***** Records to process *****

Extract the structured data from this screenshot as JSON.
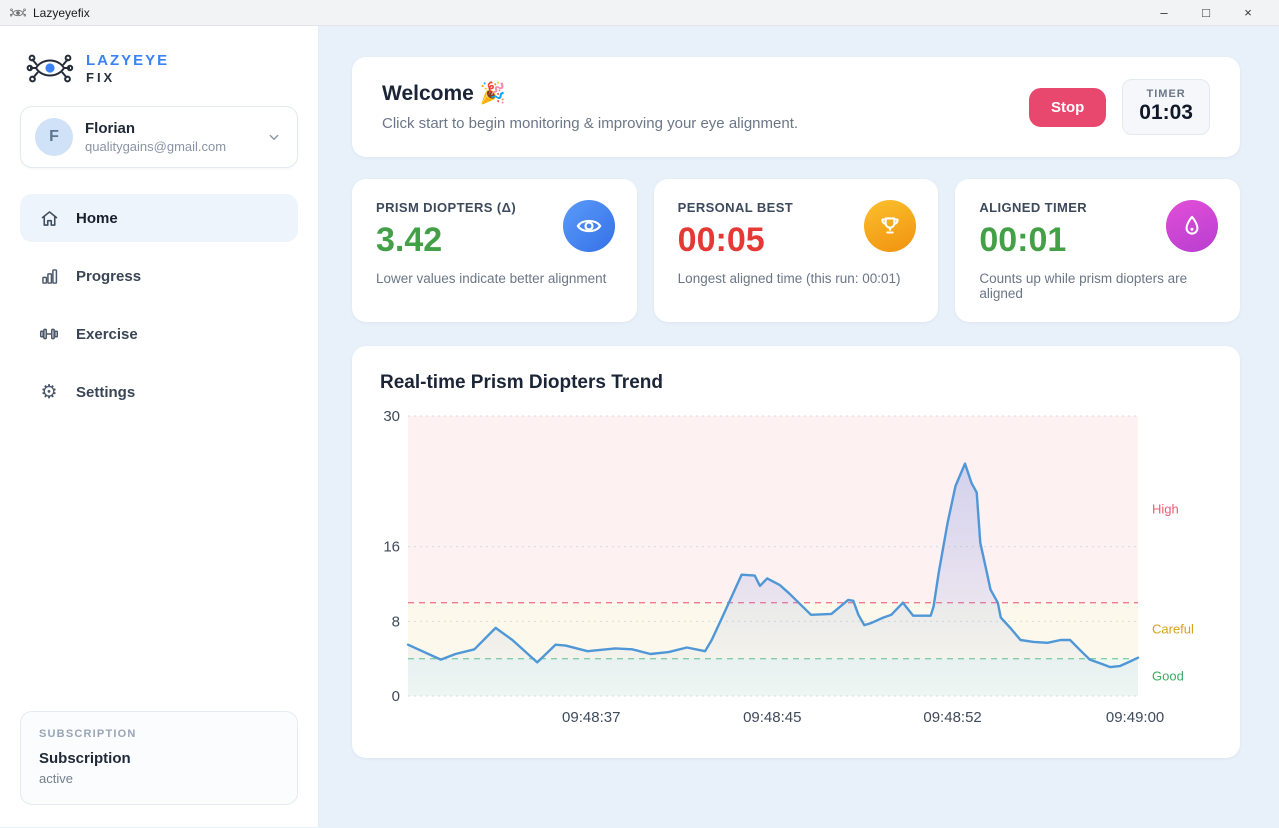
{
  "titlebar": {
    "app_name": "Lazyeyefix",
    "controls": {
      "minimize": "–",
      "maximize": "□",
      "close": "×"
    }
  },
  "colors": {
    "accent_blue": "#3b82f6",
    "stop_button": "#e9486e",
    "value_green": "#43a047",
    "value_red": "#e53935",
    "line_blue": "#4f97d7",
    "icon_circle_blue": "#4285f4",
    "icon_circle_orange": "#f6a21c",
    "icon_circle_magenta": "#cf3fd4"
  },
  "sidebar": {
    "logo": {
      "line1": "LAZYEYE",
      "line2": "FIX",
      "icon": "eye-network-logo"
    },
    "user": {
      "initial": "F",
      "name": "Florian",
      "email": "qualitygains@gmail.com",
      "chevron": "chevron-down-icon"
    },
    "nav": [
      {
        "label": "Home",
        "icon": "home-icon",
        "active": true
      },
      {
        "label": "Progress",
        "icon": "bar-chart-icon",
        "active": false
      },
      {
        "label": "Exercise",
        "icon": "dumbbell-icon",
        "active": false
      },
      {
        "label": "Settings",
        "icon": "gear-icon",
        "active": false
      }
    ],
    "subscription": {
      "heading": "SUBSCRIPTION",
      "title": "Subscription",
      "status": "active"
    }
  },
  "main": {
    "welcome": {
      "title": "Welcome",
      "emoji": "🎉",
      "subtitle": "Click start to begin monitoring & improving your eye alignment.",
      "stop_label": "Stop",
      "timer_label": "TIMER",
      "timer_value": "01:03"
    },
    "stats": [
      {
        "label": "PRISM DIOPTERS (Δ)",
        "value": "3.42",
        "desc": "Lower values indicate better alignment",
        "icon": "eye-icon",
        "value_color": "#43a047",
        "icon_bg": "#4285f4"
      },
      {
        "label": "PERSONAL BEST",
        "value": "00:05",
        "desc": "Longest aligned time (this run: 00:01)",
        "icon": "trophy-icon",
        "value_color": "#e53935",
        "icon_bg": "#f6a21c"
      },
      {
        "label": "ALIGNED TIMER",
        "value": "00:01",
        "desc": "Counts up while prism diopters are aligned",
        "icon": "flame-icon",
        "value_color": "#43a047",
        "icon_bg": "#cf3fd4"
      }
    ]
  },
  "chart_data": {
    "type": "area",
    "title": "Real-time Prism Diopters Trend",
    "xlabel": "",
    "ylabel": "",
    "ylim": [
      0,
      30
    ],
    "yticks": [
      0,
      8,
      16,
      30
    ],
    "x_ticks": [
      "09:48:37",
      "09:48:45",
      "09:48:52",
      "09:49:00"
    ],
    "x_tick_positions": [
      0.251,
      0.499,
      0.746,
      0.996
    ],
    "grid": "dotted horizontal",
    "line_color": "#4f97d7",
    "thresholds": [
      {
        "value": 10,
        "color": "#f2798e",
        "name": "high-limit"
      },
      {
        "value": 4,
        "color": "#82d0a6",
        "name": "good-limit"
      }
    ],
    "zones": [
      {
        "from": 10,
        "to": 30,
        "color": "#fdf1f2",
        "name": "high"
      },
      {
        "from": 4,
        "to": 10,
        "color": "#fcf9ec",
        "name": "careful"
      },
      {
        "from": 0,
        "to": 4,
        "color": "#f0f8f2",
        "name": "good"
      }
    ],
    "zone_labels": [
      {
        "label": "High",
        "value": 20,
        "color": "#f05b72"
      },
      {
        "label": "Careful",
        "value": 7.1,
        "color": "#d7a21a"
      },
      {
        "label": "Good",
        "value": 2.1,
        "color": "#3dab62"
      }
    ],
    "points": [
      [
        0.0,
        5.5
      ],
      [
        0.045,
        3.9
      ],
      [
        0.065,
        4.5
      ],
      [
        0.091,
        5.0
      ],
      [
        0.12,
        7.3
      ],
      [
        0.143,
        6.0
      ],
      [
        0.177,
        3.6
      ],
      [
        0.202,
        5.5
      ],
      [
        0.216,
        5.4
      ],
      [
        0.246,
        4.8
      ],
      [
        0.284,
        5.1
      ],
      [
        0.307,
        5.0
      ],
      [
        0.332,
        4.5
      ],
      [
        0.357,
        4.7
      ],
      [
        0.382,
        5.2
      ],
      [
        0.407,
        4.8
      ],
      [
        0.416,
        6.0
      ],
      [
        0.432,
        8.7
      ],
      [
        0.457,
        13.0
      ],
      [
        0.475,
        12.9
      ],
      [
        0.482,
        11.8
      ],
      [
        0.492,
        12.6
      ],
      [
        0.509,
        11.9
      ],
      [
        0.522,
        11.0
      ],
      [
        0.552,
        8.7
      ],
      [
        0.58,
        8.8
      ],
      [
        0.603,
        10.3
      ],
      [
        0.61,
        10.2
      ],
      [
        0.617,
        8.7
      ],
      [
        0.625,
        7.6
      ],
      [
        0.634,
        7.8
      ],
      [
        0.651,
        8.4
      ],
      [
        0.662,
        8.7
      ],
      [
        0.678,
        10.0
      ],
      [
        0.692,
        8.6
      ],
      [
        0.703,
        8.6
      ],
      [
        0.716,
        8.6
      ],
      [
        0.72,
        9.6
      ],
      [
        0.727,
        13.2
      ],
      [
        0.739,
        18.5
      ],
      [
        0.75,
        22.5
      ],
      [
        0.763,
        24.9
      ],
      [
        0.772,
        22.8
      ],
      [
        0.779,
        21.8
      ],
      [
        0.784,
        16.4
      ],
      [
        0.793,
        13.2
      ],
      [
        0.798,
        11.4
      ],
      [
        0.808,
        10.0
      ],
      [
        0.812,
        8.4
      ],
      [
        0.825,
        7.3
      ],
      [
        0.839,
        6.0
      ],
      [
        0.857,
        5.8
      ],
      [
        0.876,
        5.7
      ],
      [
        0.894,
        6.0
      ],
      [
        0.907,
        6.0
      ],
      [
        0.921,
        4.9
      ],
      [
        0.934,
        3.9
      ],
      [
        0.948,
        3.5
      ],
      [
        0.962,
        3.1
      ],
      [
        0.975,
        3.2
      ],
      [
        0.989,
        3.7
      ],
      [
        1.0,
        4.1
      ]
    ]
  }
}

*****

** Goal **
Reproduce the entries above exactly. Do not include the images.

** Correct response **
Extract the structured data from this screenshot as JSON.
{
  "titlebar": {
    "app_name": "Lazyeyefix",
    "controls": {
      "minimize": "–",
      "maximize": "□",
      "close": "×"
    }
  },
  "colors": {
    "accent_blue": "#3b82f6",
    "stop_button": "#e9486e",
    "value_green": "#43a047",
    "value_red": "#e53935",
    "line_blue": "#4f97d7",
    "icon_circle_blue": "#4285f4",
    "icon_circle_orange": "#f6a21c",
    "icon_circle_magenta": "#cf3fd4"
  },
  "sidebar": {
    "logo": {
      "line1": "LAZYEYE",
      "line2": "FIX",
      "icon": "eye-network-logo"
    },
    "user": {
      "initial": "F",
      "name": "Florian",
      "email": "qualitygains@gmail.com",
      "chevron": "chevron-down-icon"
    },
    "nav": [
      {
        "label": "Home",
        "icon": "home-icon",
        "active": true
      },
      {
        "label": "Progress",
        "icon": "bar-chart-icon",
        "active": false
      },
      {
        "label": "Exercise",
        "icon": "dumbbell-icon",
        "active": false
      },
      {
        "label": "Settings",
        "icon": "gear-icon",
        "active": false
      }
    ],
    "subscription": {
      "heading": "SUBSCRIPTION",
      "title": "Subscription",
      "status": "active"
    }
  },
  "main": {
    "welcome": {
      "title": "Welcome",
      "emoji": "🎉",
      "subtitle": "Click start to begin monitoring & improving your eye alignment.",
      "stop_label": "Stop",
      "timer_label": "TIMER",
      "timer_value": "01:03"
    },
    "stats": [
      {
        "label": "PRISM DIOPTERS (Δ)",
        "value": "3.42",
        "desc": "Lower values indicate better alignment",
        "icon": "eye-icon",
        "value_color": "#43a047",
        "icon_bg": "#4285f4"
      },
      {
        "label": "PERSONAL BEST",
        "value": "00:05",
        "desc": "Longest aligned time (this run: 00:01)",
        "icon": "trophy-icon",
        "value_color": "#e53935",
        "icon_bg": "#f6a21c"
      },
      {
        "label": "ALIGNED TIMER",
        "value": "00:01",
        "desc": "Counts up while prism diopters are aligned",
        "icon": "flame-icon",
        "value_color": "#43a047",
        "icon_bg": "#cf3fd4"
      }
    ]
  },
  "chart_data": {
    "type": "area",
    "title": "Real-time Prism Diopters Trend",
    "xlabel": "",
    "ylabel": "",
    "ylim": [
      0,
      30
    ],
    "yticks": [
      0,
      8,
      16,
      30
    ],
    "x_ticks": [
      "09:48:37",
      "09:48:45",
      "09:48:52",
      "09:49:00"
    ],
    "x_tick_positions": [
      0.251,
      0.499,
      0.746,
      0.996
    ],
    "grid": "dotted horizontal",
    "line_color": "#4f97d7",
    "thresholds": [
      {
        "value": 10,
        "color": "#f2798e",
        "name": "high-limit"
      },
      {
        "value": 4,
        "color": "#82d0a6",
        "name": "good-limit"
      }
    ],
    "zones": [
      {
        "from": 10,
        "to": 30,
        "color": "#fdf1f2",
        "name": "high"
      },
      {
        "from": 4,
        "to": 10,
        "color": "#fcf9ec",
        "name": "careful"
      },
      {
        "from": 0,
        "to": 4,
        "color": "#f0f8f2",
        "name": "good"
      }
    ],
    "zone_labels": [
      {
        "label": "High",
        "value": 20,
        "color": "#f05b72"
      },
      {
        "label": "Careful",
        "value": 7.1,
        "color": "#d7a21a"
      },
      {
        "label": "Good",
        "value": 2.1,
        "color": "#3dab62"
      }
    ],
    "points": [
      [
        0.0,
        5.5
      ],
      [
        0.045,
        3.9
      ],
      [
        0.065,
        4.5
      ],
      [
        0.091,
        5.0
      ],
      [
        0.12,
        7.3
      ],
      [
        0.143,
        6.0
      ],
      [
        0.177,
        3.6
      ],
      [
        0.202,
        5.5
      ],
      [
        0.216,
        5.4
      ],
      [
        0.246,
        4.8
      ],
      [
        0.284,
        5.1
      ],
      [
        0.307,
        5.0
      ],
      [
        0.332,
        4.5
      ],
      [
        0.357,
        4.7
      ],
      [
        0.382,
        5.2
      ],
      [
        0.407,
        4.8
      ],
      [
        0.416,
        6.0
      ],
      [
        0.432,
        8.7
      ],
      [
        0.457,
        13.0
      ],
      [
        0.475,
        12.9
      ],
      [
        0.482,
        11.8
      ],
      [
        0.492,
        12.6
      ],
      [
        0.509,
        11.9
      ],
      [
        0.522,
        11.0
      ],
      [
        0.552,
        8.7
      ],
      [
        0.58,
        8.8
      ],
      [
        0.603,
        10.3
      ],
      [
        0.61,
        10.2
      ],
      [
        0.617,
        8.7
      ],
      [
        0.625,
        7.6
      ],
      [
        0.634,
        7.8
      ],
      [
        0.651,
        8.4
      ],
      [
        0.662,
        8.7
      ],
      [
        0.678,
        10.0
      ],
      [
        0.692,
        8.6
      ],
      [
        0.703,
        8.6
      ],
      [
        0.716,
        8.6
      ],
      [
        0.72,
        9.6
      ],
      [
        0.727,
        13.2
      ],
      [
        0.739,
        18.5
      ],
      [
        0.75,
        22.5
      ],
      [
        0.763,
        24.9
      ],
      [
        0.772,
        22.8
      ],
      [
        0.779,
        21.8
      ],
      [
        0.784,
        16.4
      ],
      [
        0.793,
        13.2
      ],
      [
        0.798,
        11.4
      ],
      [
        0.808,
        10.0
      ],
      [
        0.812,
        8.4
      ],
      [
        0.825,
        7.3
      ],
      [
        0.839,
        6.0
      ],
      [
        0.857,
        5.8
      ],
      [
        0.876,
        5.7
      ],
      [
        0.894,
        6.0
      ],
      [
        0.907,
        6.0
      ],
      [
        0.921,
        4.9
      ],
      [
        0.934,
        3.9
      ],
      [
        0.948,
        3.5
      ],
      [
        0.962,
        3.1
      ],
      [
        0.975,
        3.2
      ],
      [
        0.989,
        3.7
      ],
      [
        1.0,
        4.1
      ]
    ]
  }
}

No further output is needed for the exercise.